— Begin Information provided —

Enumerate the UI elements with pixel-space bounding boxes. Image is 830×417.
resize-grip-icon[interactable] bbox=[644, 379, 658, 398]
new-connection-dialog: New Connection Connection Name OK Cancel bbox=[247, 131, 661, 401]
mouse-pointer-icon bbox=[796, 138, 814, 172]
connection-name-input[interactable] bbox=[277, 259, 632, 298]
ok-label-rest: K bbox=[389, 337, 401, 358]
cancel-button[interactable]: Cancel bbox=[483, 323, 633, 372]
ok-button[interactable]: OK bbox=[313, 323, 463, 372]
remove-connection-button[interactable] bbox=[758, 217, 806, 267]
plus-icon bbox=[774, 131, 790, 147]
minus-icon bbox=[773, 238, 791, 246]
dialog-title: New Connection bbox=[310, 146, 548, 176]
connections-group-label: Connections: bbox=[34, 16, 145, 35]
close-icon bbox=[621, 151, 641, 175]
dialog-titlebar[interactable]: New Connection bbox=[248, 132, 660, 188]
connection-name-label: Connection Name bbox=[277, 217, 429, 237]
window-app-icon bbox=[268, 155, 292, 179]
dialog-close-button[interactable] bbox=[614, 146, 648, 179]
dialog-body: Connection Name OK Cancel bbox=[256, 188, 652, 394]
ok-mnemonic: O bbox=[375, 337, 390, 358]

— End Information provided —

▸ **Directions for this task**:
Render every line of the data above as a numbered list, omitting any blank lines.

▸ **The output**:
1. Enumerate the UI elements with pixel-space bounding boxes. Image is 830×417.
2. resize-grip-icon[interactable] bbox=[644, 379, 658, 398]
3. new-connection-dialog: New Connection Connection Name OK Cancel bbox=[247, 131, 661, 401]
4. mouse-pointer-icon bbox=[796, 138, 814, 172]
5. connection-name-input[interactable] bbox=[277, 259, 632, 298]
6. ok-label-rest: K bbox=[389, 337, 401, 358]
7. cancel-button[interactable]: Cancel bbox=[483, 323, 633, 372]
8. ok-button[interactable]: OK bbox=[313, 323, 463, 372]
9. remove-connection-button[interactable] bbox=[758, 217, 806, 267]
10. plus-icon bbox=[774, 131, 790, 147]
11. minus-icon bbox=[773, 238, 791, 246]
12. dialog-title: New Connection bbox=[310, 146, 548, 176]
13. connections-group-label: Connections: bbox=[34, 16, 145, 35]
14. close-icon bbox=[621, 151, 641, 175]
15. dialog-titlebar[interactable]: New Connection bbox=[248, 132, 660, 188]
16. connection-name-label: Connection Name bbox=[277, 217, 429, 237]
17. window-app-icon bbox=[268, 155, 292, 179]
18. dialog-close-button[interactable] bbox=[614, 146, 648, 179]
19. dialog-body: Connection Name OK Cancel bbox=[256, 188, 652, 394]
20. ok-mnemonic: O bbox=[375, 337, 390, 358]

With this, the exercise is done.